::: Stored data :::
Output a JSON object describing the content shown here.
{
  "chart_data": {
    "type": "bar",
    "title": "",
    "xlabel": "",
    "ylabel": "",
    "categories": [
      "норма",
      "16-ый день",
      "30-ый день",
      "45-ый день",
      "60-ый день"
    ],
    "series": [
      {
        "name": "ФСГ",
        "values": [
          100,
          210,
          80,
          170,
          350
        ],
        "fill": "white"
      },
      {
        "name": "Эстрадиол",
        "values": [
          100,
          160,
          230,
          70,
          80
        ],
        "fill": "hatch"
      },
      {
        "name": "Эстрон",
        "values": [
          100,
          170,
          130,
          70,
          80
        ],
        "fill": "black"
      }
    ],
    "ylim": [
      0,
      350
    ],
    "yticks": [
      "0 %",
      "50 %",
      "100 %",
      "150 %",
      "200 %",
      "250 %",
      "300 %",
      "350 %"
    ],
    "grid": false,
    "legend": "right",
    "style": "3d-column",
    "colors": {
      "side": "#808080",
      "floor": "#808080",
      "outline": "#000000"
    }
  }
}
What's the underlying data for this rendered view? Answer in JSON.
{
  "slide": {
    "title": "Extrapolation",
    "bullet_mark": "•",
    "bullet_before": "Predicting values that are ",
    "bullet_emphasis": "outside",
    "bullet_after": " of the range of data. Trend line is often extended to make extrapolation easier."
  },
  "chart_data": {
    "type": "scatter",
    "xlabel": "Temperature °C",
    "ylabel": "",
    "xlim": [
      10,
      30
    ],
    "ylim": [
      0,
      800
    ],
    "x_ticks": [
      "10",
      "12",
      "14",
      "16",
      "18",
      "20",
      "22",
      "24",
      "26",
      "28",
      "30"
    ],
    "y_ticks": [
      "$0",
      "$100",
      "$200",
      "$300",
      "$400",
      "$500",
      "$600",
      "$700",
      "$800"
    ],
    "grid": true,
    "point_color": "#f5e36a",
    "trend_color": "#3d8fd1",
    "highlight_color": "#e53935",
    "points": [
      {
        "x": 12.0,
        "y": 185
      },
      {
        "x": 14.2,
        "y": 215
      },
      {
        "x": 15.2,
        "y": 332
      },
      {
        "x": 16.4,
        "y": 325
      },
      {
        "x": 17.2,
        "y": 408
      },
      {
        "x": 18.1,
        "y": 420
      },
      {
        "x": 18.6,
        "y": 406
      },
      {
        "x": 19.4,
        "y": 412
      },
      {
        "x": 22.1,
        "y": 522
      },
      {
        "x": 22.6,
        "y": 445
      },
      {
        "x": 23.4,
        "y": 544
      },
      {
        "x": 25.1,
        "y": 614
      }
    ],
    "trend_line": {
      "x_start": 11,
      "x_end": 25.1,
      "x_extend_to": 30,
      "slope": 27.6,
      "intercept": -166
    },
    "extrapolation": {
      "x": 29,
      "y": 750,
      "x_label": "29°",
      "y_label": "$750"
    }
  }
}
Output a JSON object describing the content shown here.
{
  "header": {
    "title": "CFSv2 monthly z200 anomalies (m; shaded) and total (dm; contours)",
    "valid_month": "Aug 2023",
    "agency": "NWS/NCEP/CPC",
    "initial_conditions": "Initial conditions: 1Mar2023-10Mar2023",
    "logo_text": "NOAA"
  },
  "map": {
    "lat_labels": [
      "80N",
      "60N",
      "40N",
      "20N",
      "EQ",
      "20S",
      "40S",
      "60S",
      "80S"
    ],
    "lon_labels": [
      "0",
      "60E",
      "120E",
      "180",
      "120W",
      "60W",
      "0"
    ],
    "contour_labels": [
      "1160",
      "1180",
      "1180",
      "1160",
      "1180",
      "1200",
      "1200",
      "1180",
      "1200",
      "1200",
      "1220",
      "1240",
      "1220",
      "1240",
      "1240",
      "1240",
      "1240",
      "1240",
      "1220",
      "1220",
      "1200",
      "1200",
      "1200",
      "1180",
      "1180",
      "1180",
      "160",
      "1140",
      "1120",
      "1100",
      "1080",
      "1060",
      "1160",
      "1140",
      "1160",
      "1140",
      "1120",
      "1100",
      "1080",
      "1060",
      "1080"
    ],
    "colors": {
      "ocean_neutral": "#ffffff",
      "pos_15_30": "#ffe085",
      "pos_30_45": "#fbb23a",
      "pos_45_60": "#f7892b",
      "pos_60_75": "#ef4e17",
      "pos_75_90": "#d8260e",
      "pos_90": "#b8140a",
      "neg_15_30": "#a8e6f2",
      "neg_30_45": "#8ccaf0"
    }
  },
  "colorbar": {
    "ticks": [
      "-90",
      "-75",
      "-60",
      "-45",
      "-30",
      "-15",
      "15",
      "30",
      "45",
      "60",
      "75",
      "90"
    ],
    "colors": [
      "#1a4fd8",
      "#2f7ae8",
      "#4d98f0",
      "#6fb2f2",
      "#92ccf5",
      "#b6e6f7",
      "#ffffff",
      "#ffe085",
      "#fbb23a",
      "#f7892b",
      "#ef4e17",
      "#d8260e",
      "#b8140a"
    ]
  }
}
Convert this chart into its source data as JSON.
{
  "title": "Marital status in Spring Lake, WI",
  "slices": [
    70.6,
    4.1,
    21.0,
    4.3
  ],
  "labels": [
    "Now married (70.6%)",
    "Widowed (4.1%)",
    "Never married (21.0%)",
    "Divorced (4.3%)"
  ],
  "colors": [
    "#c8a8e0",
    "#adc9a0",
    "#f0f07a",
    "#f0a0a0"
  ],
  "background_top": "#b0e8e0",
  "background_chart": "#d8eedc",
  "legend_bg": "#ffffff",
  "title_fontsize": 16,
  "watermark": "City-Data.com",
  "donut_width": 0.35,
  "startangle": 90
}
:::
▶ **Required task**:
Copy each line of the data exactly, leaving nothing out.

▶ **Written response**:
Output a JSON object describing the content shown here.
{
  "chart_data": {
    "type": "bar",
    "title": "",
    "xlabel": "",
    "ylabel": "",
    "categories": [
      "норма",
      "16-ый день",
      "30-ый день",
      "45-ый день",
      "60-ый день"
    ],
    "series": [
      {
        "name": "ФСГ",
        "values": [
          100,
          210,
          80,
          170,
          350
        ],
        "fill": "white"
      },
      {
        "name": "Эстрадиол",
        "values": [
          100,
          160,
          230,
          70,
          80
        ],
        "fill": "hatch"
      },
      {
        "name": "Эстрон",
        "values": [
          100,
          170,
          130,
          70,
          80
        ],
        "fill": "black"
      }
    ],
    "ylim": [
      0,
      350
    ],
    "yticks": [
      "0 %",
      "50 %",
      "100 %",
      "150 %",
      "200 %",
      "250 %",
      "300 %",
      "350 %"
    ],
    "grid": false,
    "legend": "right",
    "style": "3d-column",
    "colors": {
      "side": "#808080",
      "floor": "#808080",
      "outline": "#000000"
    }
  }
}
What's the underlying data for this rendered view? Answer in JSON.
{
  "slide": {
    "title": "Extrapolation",
    "bullet_mark": "•",
    "bullet_before": "Predicting values that are ",
    "bullet_emphasis": "outside",
    "bullet_after": " of the range of data. Trend line is often extended to make extrapolation easier."
  },
  "chart_data": {
    "type": "scatter",
    "xlabel": "Temperature °C",
    "ylabel": "",
    "xlim": [
      10,
      30
    ],
    "ylim": [
      0,
      800
    ],
    "x_ticks": [
      "10",
      "12",
      "14",
      "16",
      "18",
      "20",
      "22",
      "24",
      "26",
      "28",
      "30"
    ],
    "y_ticks": [
      "$0",
      "$100",
      "$200",
      "$300",
      "$400",
      "$500",
      "$600",
      "$700",
      "$800"
    ],
    "grid": true,
    "point_color": "#f5e36a",
    "trend_color": "#3d8fd1",
    "highlight_color": "#e53935",
    "points": [
      {
        "x": 12.0,
        "y": 185
      },
      {
        "x": 14.2,
        "y": 215
      },
      {
        "x": 15.2,
        "y": 332
      },
      {
        "x": 16.4,
        "y": 325
      },
      {
        "x": 17.2,
        "y": 408
      },
      {
        "x": 18.1,
        "y": 420
      },
      {
        "x": 18.6,
        "y": 406
      },
      {
        "x": 19.4,
        "y": 412
      },
      {
        "x": 22.1,
        "y": 522
      },
      {
        "x": 22.6,
        "y": 445
      },
      {
        "x": 23.4,
        "y": 544
      },
      {
        "x": 25.1,
        "y": 614
      }
    ],
    "trend_line": {
      "x_start": 11,
      "x_end": 25.1,
      "x_extend_to": 30,
      "slope": 27.6,
      "intercept": -166
    },
    "extrapolation": {
      "x": 29,
      "y": 750,
      "x_label": "29°",
      "y_label": "$750"
    }
  }
}
Output a JSON object describing the content shown here.
{
  "header": {
    "title": "CFSv2 monthly z200 anomalies (m; shaded) and total (dm; contours)",
    "valid_month": "Aug 2023",
    "agency": "NWS/NCEP/CPC",
    "initial_conditions": "Initial conditions: 1Mar2023-10Mar2023",
    "logo_text": "NOAA"
  },
  "map": {
    "lat_labels": [
      "80N",
      "60N",
      "40N",
      "20N",
      "EQ",
      "20S",
      "40S",
      "60S",
      "80S"
    ],
    "lon_labels": [
      "0",
      "60E",
      "120E",
      "180",
      "120W",
      "60W",
      "0"
    ],
    "contour_labels": [
      "1160",
      "1180",
      "1180",
      "1160",
      "1180",
      "1200",
      "1200",
      "1180",
      "1200",
      "1200",
      "1220",
      "1240",
      "1220",
      "1240",
      "1240",
      "1240",
      "1240",
      "1240",
      "1220",
      "1220",
      "1200",
      "1200",
      "1200",
      "1180",
      "1180",
      "1180",
      "160",
      "1140",
      "1120",
      "1100",
      "1080",
      "1060",
      "1160",
      "1140",
      "1160",
      "1140",
      "1120",
      "1100",
      "1080",
      "1060",
      "1080"
    ],
    "colors": {
      "ocean_neutral": "#ffffff",
      "pos_15_30": "#ffe085",
      "pos_30_45": "#fbb23a",
      "pos_45_60": "#f7892b",
      "pos_60_75": "#ef4e17",
      "pos_75_90": "#d8260e",
      "pos_90": "#b8140a",
      "neg_15_30": "#a8e6f2",
      "neg_30_45": "#8ccaf0"
    }
  },
  "colorbar": {
    "ticks": [
      "-90",
      "-75",
      "-60",
      "-45",
      "-30",
      "-15",
      "15",
      "30",
      "45",
      "60",
      "75",
      "90"
    ],
    "colors": [
      "#1a4fd8",
      "#2f7ae8",
      "#4d98f0",
      "#6fb2f2",
      "#92ccf5",
      "#b6e6f7",
      "#ffffff",
      "#ffe085",
      "#fbb23a",
      "#f7892b",
      "#ef4e17",
      "#d8260e",
      "#b8140a"
    ]
  }
}
Convert this chart into its source data as JSON.
{
  "title": "Marital status in Spring Lake, WI",
  "slices": [
    70.6,
    4.1,
    21.0,
    4.3
  ],
  "labels": [
    "Now married (70.6%)",
    "Widowed (4.1%)",
    "Never married (21.0%)",
    "Divorced (4.3%)"
  ],
  "colors": [
    "#c8a8e0",
    "#adc9a0",
    "#f0f07a",
    "#f0a0a0"
  ],
  "background_top": "#b0e8e0",
  "background_chart": "#d8eedc",
  "legend_bg": "#ffffff",
  "title_fontsize": 16,
  "watermark": "City-Data.com",
  "donut_width": 0.35,
  "startangle": 90
}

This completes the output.